● INPUT ROWS
* begin *

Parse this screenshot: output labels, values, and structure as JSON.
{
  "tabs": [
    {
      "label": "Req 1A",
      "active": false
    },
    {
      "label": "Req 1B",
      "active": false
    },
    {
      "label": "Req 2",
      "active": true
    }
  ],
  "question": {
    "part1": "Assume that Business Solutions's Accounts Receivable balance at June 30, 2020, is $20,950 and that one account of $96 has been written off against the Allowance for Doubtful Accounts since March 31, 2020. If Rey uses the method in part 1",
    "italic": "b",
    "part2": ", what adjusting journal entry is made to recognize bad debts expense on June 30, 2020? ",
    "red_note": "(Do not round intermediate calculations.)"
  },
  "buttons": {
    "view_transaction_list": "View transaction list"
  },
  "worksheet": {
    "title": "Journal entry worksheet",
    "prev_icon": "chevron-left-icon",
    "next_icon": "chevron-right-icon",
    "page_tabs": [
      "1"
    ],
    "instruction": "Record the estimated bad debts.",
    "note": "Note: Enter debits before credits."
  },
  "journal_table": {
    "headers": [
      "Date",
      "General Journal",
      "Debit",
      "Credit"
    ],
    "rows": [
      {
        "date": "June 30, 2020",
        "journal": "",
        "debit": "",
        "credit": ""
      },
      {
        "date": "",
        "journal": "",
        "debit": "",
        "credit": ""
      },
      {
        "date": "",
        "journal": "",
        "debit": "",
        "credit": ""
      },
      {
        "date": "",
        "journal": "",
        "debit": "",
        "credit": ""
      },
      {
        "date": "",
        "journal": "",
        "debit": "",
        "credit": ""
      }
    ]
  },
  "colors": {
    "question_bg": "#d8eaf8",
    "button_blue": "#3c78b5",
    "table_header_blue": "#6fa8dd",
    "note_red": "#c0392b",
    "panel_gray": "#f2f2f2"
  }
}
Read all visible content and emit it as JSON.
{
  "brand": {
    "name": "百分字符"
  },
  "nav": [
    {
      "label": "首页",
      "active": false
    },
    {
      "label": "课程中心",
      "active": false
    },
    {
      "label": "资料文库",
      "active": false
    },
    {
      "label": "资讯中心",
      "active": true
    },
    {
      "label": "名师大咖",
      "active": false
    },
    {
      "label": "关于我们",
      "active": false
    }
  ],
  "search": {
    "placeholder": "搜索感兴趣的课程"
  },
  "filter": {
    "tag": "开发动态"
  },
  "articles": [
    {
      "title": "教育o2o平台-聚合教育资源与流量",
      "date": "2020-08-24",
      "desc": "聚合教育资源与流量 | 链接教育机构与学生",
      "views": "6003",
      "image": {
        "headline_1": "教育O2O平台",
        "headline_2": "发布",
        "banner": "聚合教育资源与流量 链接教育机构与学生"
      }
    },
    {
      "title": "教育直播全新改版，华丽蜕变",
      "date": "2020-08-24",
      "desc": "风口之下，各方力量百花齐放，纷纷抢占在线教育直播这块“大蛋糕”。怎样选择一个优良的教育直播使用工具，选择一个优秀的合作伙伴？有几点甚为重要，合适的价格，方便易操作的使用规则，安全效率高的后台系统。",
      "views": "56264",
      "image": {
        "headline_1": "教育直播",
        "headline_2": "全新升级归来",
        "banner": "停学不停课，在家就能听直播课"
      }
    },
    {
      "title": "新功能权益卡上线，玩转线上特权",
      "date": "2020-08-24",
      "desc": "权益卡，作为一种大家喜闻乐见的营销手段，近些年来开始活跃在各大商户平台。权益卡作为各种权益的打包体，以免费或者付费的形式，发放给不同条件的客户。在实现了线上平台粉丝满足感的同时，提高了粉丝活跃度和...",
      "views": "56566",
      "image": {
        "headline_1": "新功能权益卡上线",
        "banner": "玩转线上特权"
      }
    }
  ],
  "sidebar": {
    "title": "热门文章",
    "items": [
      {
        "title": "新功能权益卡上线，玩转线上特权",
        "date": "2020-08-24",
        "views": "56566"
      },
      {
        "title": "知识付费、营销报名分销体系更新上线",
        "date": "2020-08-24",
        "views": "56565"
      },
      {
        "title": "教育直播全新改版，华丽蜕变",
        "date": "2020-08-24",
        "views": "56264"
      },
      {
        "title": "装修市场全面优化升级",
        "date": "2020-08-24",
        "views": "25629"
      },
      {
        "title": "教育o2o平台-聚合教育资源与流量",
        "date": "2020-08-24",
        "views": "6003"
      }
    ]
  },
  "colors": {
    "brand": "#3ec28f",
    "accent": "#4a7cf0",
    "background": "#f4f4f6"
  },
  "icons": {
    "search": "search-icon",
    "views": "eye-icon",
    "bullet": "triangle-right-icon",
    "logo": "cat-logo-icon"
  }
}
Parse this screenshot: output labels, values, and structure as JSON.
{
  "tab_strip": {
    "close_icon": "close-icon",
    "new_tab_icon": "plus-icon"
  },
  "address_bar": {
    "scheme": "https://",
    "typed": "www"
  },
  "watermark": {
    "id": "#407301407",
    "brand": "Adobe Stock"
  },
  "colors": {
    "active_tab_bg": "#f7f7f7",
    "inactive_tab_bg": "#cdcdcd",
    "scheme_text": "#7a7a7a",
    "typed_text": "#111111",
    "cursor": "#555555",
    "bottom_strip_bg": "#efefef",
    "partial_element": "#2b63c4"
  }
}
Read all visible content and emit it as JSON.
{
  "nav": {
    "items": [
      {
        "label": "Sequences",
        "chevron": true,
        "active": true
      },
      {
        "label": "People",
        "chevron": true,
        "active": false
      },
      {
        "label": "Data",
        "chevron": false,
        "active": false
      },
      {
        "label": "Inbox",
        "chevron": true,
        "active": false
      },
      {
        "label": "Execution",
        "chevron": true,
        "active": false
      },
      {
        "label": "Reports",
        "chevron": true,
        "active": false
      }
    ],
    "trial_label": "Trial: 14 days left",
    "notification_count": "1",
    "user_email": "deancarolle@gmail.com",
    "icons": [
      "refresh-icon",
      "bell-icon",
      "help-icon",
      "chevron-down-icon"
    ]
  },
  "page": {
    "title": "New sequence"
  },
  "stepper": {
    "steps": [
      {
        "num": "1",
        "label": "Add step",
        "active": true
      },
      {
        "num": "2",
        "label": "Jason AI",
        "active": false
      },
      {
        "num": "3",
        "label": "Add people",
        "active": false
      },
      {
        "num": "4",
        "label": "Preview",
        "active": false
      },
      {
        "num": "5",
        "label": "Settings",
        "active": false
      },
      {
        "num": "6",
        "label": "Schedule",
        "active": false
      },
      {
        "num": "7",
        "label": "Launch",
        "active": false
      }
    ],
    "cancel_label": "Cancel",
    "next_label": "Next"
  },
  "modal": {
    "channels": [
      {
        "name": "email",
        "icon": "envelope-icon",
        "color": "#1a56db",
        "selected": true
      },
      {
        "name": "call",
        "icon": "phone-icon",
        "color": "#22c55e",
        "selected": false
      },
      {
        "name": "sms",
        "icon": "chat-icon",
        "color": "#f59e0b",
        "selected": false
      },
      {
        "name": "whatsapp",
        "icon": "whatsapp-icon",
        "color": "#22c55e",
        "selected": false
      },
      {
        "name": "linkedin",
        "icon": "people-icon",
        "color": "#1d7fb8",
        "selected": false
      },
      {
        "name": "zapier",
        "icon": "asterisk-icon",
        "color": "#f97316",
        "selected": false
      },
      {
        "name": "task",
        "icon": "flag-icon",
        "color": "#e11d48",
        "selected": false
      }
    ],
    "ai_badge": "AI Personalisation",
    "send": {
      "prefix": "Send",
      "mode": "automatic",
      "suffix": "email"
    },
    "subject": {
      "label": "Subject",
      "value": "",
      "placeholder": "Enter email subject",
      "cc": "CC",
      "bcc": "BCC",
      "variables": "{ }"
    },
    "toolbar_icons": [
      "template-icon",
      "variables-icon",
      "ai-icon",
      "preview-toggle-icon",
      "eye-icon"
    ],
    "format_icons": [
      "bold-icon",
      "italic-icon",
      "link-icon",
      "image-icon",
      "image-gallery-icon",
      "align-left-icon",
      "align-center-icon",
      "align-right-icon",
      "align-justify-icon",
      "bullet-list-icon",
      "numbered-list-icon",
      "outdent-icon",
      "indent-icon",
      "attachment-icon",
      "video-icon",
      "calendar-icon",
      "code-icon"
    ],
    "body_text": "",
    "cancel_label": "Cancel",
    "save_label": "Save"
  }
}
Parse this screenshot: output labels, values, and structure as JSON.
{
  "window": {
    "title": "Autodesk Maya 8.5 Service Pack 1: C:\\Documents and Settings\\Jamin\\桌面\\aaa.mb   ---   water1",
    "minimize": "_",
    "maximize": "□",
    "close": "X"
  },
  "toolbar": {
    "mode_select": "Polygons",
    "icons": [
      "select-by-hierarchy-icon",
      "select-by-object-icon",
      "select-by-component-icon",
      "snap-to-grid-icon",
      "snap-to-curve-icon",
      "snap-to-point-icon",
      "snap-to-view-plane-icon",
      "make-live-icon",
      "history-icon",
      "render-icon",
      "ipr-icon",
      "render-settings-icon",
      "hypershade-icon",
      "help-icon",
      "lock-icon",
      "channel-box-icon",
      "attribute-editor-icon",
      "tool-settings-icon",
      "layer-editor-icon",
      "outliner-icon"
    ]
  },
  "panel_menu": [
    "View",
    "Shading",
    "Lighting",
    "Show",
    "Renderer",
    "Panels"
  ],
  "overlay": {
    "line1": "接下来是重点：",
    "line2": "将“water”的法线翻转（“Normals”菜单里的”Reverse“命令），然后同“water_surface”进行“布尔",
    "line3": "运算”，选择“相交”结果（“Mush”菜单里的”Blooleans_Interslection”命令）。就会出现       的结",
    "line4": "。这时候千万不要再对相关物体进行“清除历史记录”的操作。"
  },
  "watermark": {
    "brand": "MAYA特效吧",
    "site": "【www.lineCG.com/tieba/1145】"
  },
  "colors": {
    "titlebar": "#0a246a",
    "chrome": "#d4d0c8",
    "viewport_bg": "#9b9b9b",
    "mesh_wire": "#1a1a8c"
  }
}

* end *

● GOAL OF THE EXERCISE
Select every line in the material above where the string "debts" occurs, and copy it.

● TASK RESULT
    "part2": ", what adjusting journal entry is made to recognize bad debts expense on June 30, 2020? ",
    "instruction": "Record the estimated bad debts.",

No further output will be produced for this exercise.